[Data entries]
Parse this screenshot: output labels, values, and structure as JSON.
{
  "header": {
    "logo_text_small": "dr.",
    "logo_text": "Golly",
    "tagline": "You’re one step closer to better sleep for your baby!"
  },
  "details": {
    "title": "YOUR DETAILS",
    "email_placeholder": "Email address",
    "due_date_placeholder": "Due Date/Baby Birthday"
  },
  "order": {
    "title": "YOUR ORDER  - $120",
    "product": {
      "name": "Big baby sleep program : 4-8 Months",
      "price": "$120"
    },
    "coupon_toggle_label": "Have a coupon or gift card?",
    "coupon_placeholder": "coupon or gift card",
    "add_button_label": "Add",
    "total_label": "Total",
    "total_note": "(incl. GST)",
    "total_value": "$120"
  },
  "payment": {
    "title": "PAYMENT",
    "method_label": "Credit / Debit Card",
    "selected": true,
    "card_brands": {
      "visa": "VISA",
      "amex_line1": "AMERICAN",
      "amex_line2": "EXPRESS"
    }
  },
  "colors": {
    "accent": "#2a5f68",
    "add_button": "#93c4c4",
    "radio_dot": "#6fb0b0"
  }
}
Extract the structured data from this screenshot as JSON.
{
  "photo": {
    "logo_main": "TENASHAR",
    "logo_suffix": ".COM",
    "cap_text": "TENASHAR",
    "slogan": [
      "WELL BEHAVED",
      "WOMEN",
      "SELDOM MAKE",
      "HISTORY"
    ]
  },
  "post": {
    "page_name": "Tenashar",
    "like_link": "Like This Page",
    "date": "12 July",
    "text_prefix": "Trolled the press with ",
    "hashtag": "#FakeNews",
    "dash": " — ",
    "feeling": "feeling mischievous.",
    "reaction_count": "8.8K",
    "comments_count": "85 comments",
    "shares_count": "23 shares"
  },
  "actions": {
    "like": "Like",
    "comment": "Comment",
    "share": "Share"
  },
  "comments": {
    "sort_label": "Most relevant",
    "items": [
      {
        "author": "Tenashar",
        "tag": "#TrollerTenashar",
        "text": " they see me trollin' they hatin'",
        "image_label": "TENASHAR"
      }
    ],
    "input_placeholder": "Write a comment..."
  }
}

— Short problem —
The listing above must be transcribed exactly, line by line.

— Task output —
Parse this screenshot: output labels, values, and structure as JSON.
{
  "header": {
    "logo_text_small": "dr.",
    "logo_text": "Golly",
    "tagline": "You’re one step closer to better sleep for your baby!"
  },
  "details": {
    "title": "YOUR DETAILS",
    "email_placeholder": "Email address",
    "due_date_placeholder": "Due Date/Baby Birthday"
  },
  "order": {
    "title": "YOUR ORDER  - $120",
    "product": {
      "name": "Big baby sleep program : 4-8 Months",
      "price": "$120"
    },
    "coupon_toggle_label": "Have a coupon or gift card?",
    "coupon_placeholder": "coupon or gift card",
    "add_button_label": "Add",
    "total_label": "Total",
    "total_note": "(incl. GST)",
    "total_value": "$120"
  },
  "payment": {
    "title": "PAYMENT",
    "method_label": "Credit / Debit Card",
    "selected": true,
    "card_brands": {
      "visa": "VISA",
      "amex_line1": "AMERICAN",
      "amex_line2": "EXPRESS"
    }
  },
  "colors": {
    "accent": "#2a5f68",
    "add_button": "#93c4c4",
    "radio_dot": "#6fb0b0"
  }
}
Extract the structured data from this screenshot as JSON.
{
  "photo": {
    "logo_main": "TENASHAR",
    "logo_suffix": ".COM",
    "cap_text": "TENASHAR",
    "slogan": [
      "WELL BEHAVED",
      "WOMEN",
      "SELDOM MAKE",
      "HISTORY"
    ]
  },
  "post": {
    "page_name": "Tenashar",
    "like_link": "Like This Page",
    "date": "12 July",
    "text_prefix": "Trolled the press with ",
    "hashtag": "#FakeNews",
    "dash": " — ",
    "feeling": "feeling mischievous.",
    "reaction_count": "8.8K",
    "comments_count": "85 comments",
    "shares_count": "23 shares"
  },
  "actions": {
    "like": "Like",
    "comment": "Comment",
    "share": "Share"
  },
  "comments": {
    "sort_label": "Most relevant",
    "items": [
      {
        "author": "Tenashar",
        "tag": "#TrollerTenashar",
        "text": " they see me trollin' they hatin'",
        "image_label": "TENASHAR"
      }
    ],
    "input_placeholder": "Write a comment..."
  }
}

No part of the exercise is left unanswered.